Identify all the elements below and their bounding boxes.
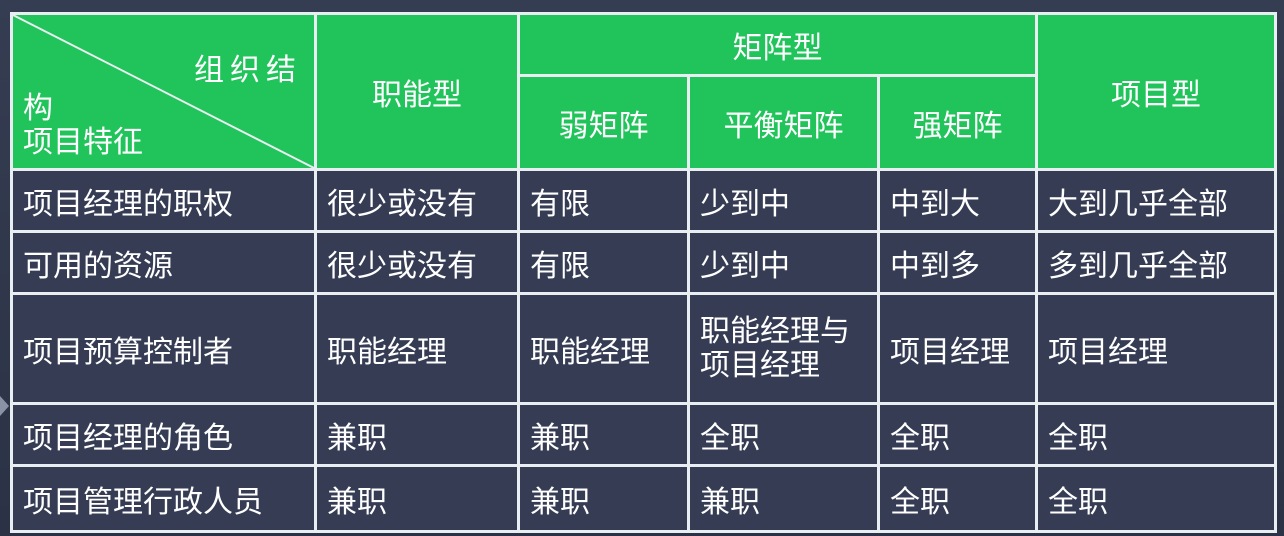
cell-functional: 兼职 [314,402,520,467]
org-structure-comparison-table: 组织结 构 项目特征 职能型 矩阵型 项目型 弱矩阵 平衡矩阵 强矩阵 项目经理… [10,12,1277,533]
cell-weak-matrix: 兼职 [517,402,690,467]
table-row: 可用的资源 很少或没有 有限 少到中 中到多 多到几乎全部 [10,230,1277,295]
row-feature: 项目管理行政人员 [10,464,317,533]
cell-functional: 很少或没有 [314,230,520,295]
cell-balanced-matrix: 少到中 [687,168,880,233]
cell-weak-matrix: 有限 [517,168,690,233]
cell-weak-matrix: 有限 [517,230,690,295]
corner-feature-label: 项目特征 [23,125,143,160]
cell-balanced-matrix: 职能经理与项目经理 [687,292,880,405]
cell-projectized: 大到几乎全部 [1035,168,1277,233]
cell-weak-matrix: 兼职 [517,464,690,533]
table-row: 项目经理的职权 很少或没有 有限 少到中 中到大 大到几乎全部 [10,168,1277,233]
cell-functional: 兼职 [314,464,520,533]
row-feature: 项目预算控制者 [10,292,317,405]
cell-balanced-matrix: 少到中 [687,230,880,295]
cell-projectized: 全职 [1035,464,1277,533]
cell-projectized: 全职 [1035,402,1277,467]
header-balanced-matrix: 平衡矩阵 [687,74,880,171]
cell-functional: 很少或没有 [314,168,520,233]
corner-org-label-top: 组织结 [194,53,302,88]
cell-functional: 职能经理 [314,292,520,405]
cell-strong-matrix: 中到多 [877,230,1038,295]
table-row: 项目经理的角色 兼职 兼职 全职 全职 全职 [10,402,1277,467]
cell-strong-matrix: 全职 [877,402,1038,467]
row-feature: 项目经理的职权 [10,168,317,233]
table-row: 项目管理行政人员 兼职 兼职 兼职 全职 全职 [10,464,1277,533]
cell-balanced-matrix: 兼职 [687,464,880,533]
side-arrow-icon [0,396,9,416]
cell-projectized: 多到几乎全部 [1035,230,1277,295]
cell-projectized: 项目经理 [1035,292,1277,405]
cell-strong-matrix: 项目经理 [877,292,1038,405]
cell-strong-matrix: 中到大 [877,168,1038,233]
row-feature: 项目经理的角色 [10,402,317,467]
cell-balanced-matrix: 全职 [687,402,880,467]
header-strong-matrix: 强矩阵 [877,74,1038,171]
cell-strong-matrix: 全职 [877,464,1038,533]
header-weak-matrix: 弱矩阵 [517,74,690,171]
cell-weak-matrix: 职能经理 [517,292,690,405]
header-functional: 职能型 [314,12,520,171]
table-corner-header: 组织结 构 项目特征 [10,12,317,171]
header-projectized: 项目型 [1035,12,1277,171]
row-feature: 可用的资源 [10,230,317,295]
header-matrix: 矩阵型 [517,12,1038,77]
table-row: 项目预算控制者 职能经理 职能经理 职能经理与项目经理 项目经理 项目经理 [10,292,1277,405]
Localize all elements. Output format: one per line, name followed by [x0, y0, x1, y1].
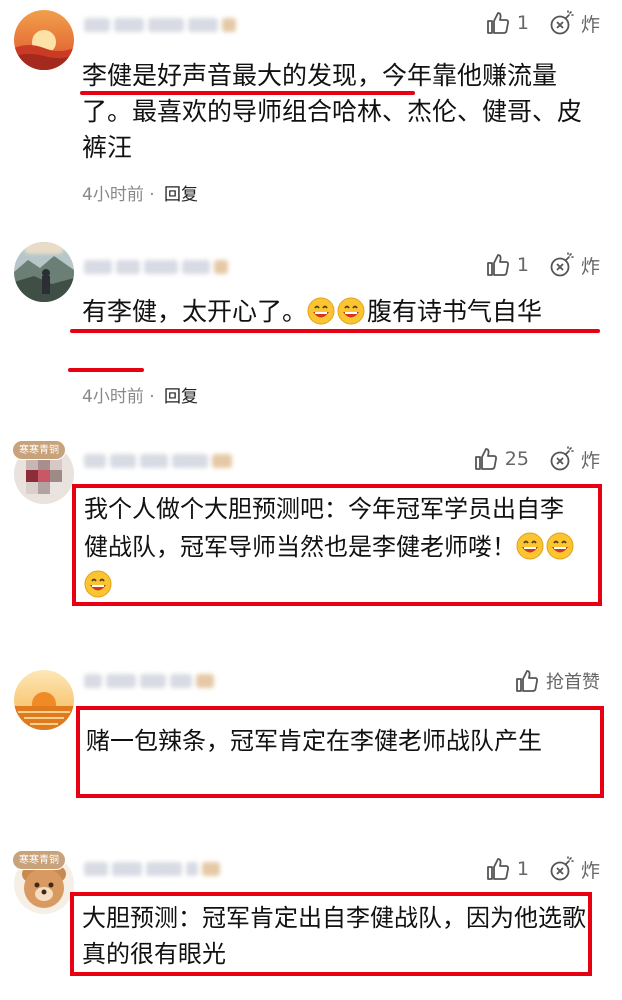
++++++++
**TASK OBJECTIVE:**
Write out every line of the records as a numbered list, leaving out blank lines and the pictures.

**FINAL ANSWER:**
1. Identify all the elements below and their bounding boxes.
2. cell-functional: 兼职 [314,402,520,467]
3. org-structure-comparison-table: 组织结 构 项目特征 职能型 矩阵型 项目型 弱矩阵 平衡矩阵 强矩阵 项目经理… [10,12,1277,533]
4. cell-weak-matrix: 兼职 [517,402,690,467]
5. table-row: 可用的资源 很少或没有 有限 少到中 中到多 多到几乎全部 [10,230,1277,295]
6. row-feature: 项目管理行政人员 [10,464,317,533]
7. cell-functional: 很少或没有 [314,230,520,295]
8. cell-balanced-matrix: 少到中 [687,168,880,233]
9. cell-weak-matrix: 有限 [517,168,690,233]
10. cell-weak-matrix: 有限 [517,230,690,295]
11. corner-feature-label: 项目特征 [23,125,143,160]
12. cell-balanced-matrix: 职能经理与项目经理 [687,292,880,405]
13. cell-projectized: 大到几乎全部 [1035,168,1277,233]
14. cell-weak-matrix: 兼职 [517,464,690,533]
15. table-row: 项目经理的职权 很少或没有 有限 少到中 中到大 大到几乎全部 [10,168,1277,233]
16. cell-functional: 兼职 [314,464,520,533]
17. row-feature: 项目预算控制者 [10,292,317,405]
18. cell-balanced-matrix: 少到中 [687,230,880,295]
19. cell-projectized: 全职 [1035,464,1277,533]
20. cell-projectized: 全职 [1035,402,1277,467]
21. header-balanced-matrix: 平衡矩阵 [687,74,880,171]
22. cell-functional: 很少或没有 [314,168,520,233]
23. corner-org-label-top: 组织结 [194,53,302,88]
24. cell-functional: 职能经理 [314,292,520,405]
25. cell-strong-matrix: 中到多 [877,230,1038,295]
26. table-row: 项目经理的角色 兼职 兼职 全职 全职 全职 [10,402,1277,467]
27. cell-strong-matrix: 全职 [877,402,1038,467]
28. row-feature: 项目经理的职权 [10,168,317,233]
29. table-row: 项目管理行政人员 兼职 兼职 兼职 全职 全职 [10,464,1277,533]
30. cell-balanced-matrix: 兼职 [687,464,880,533]
31. side-arrow-icon [0,396,9,416]
32. cell-projectized: 多到几乎全部 [1035,230,1277,295]
33. cell-projectized: 项目经理 [1035,292,1277,405]
34. cell-strong-matrix: 项目经理 [877,292,1038,405]
35. cell-strong-matrix: 中到大 [877,168,1038,233]
36. row-feature: 项目经理的角色 [10,402,317,467]
37. cell-balanced-matrix: 全职 [687,402,880,467]
38. header-strong-matrix: 强矩阵 [877,74,1038,171]
39. cell-strong-matrix: 全职 [877,464,1038,533]
40. header-weak-matrix: 弱矩阵 [517,74,690,171]
41. cell-weak-matrix: 职能经理 [517,292,690,405]
42. header-functional: 职能型 [314,12,520,171]
43. table-corner-header: 组织结 构 项目特征 [10,12,317,171]
44. header-projectized: 项目型 [1035,12,1277,171]
45. row-feature: 可用的资源 [10,230,317,295]
46. header-matrix: 矩阵型 [517,12,1038,77]
47. table-row: 项目预算控制者 职能经理 职能经理 职能经理与项目经理 项目经理 项目经理 [10,292,1277,405]
48. Localize all elements. Output format: one per line, name followed by [x0, y0, x1, y1].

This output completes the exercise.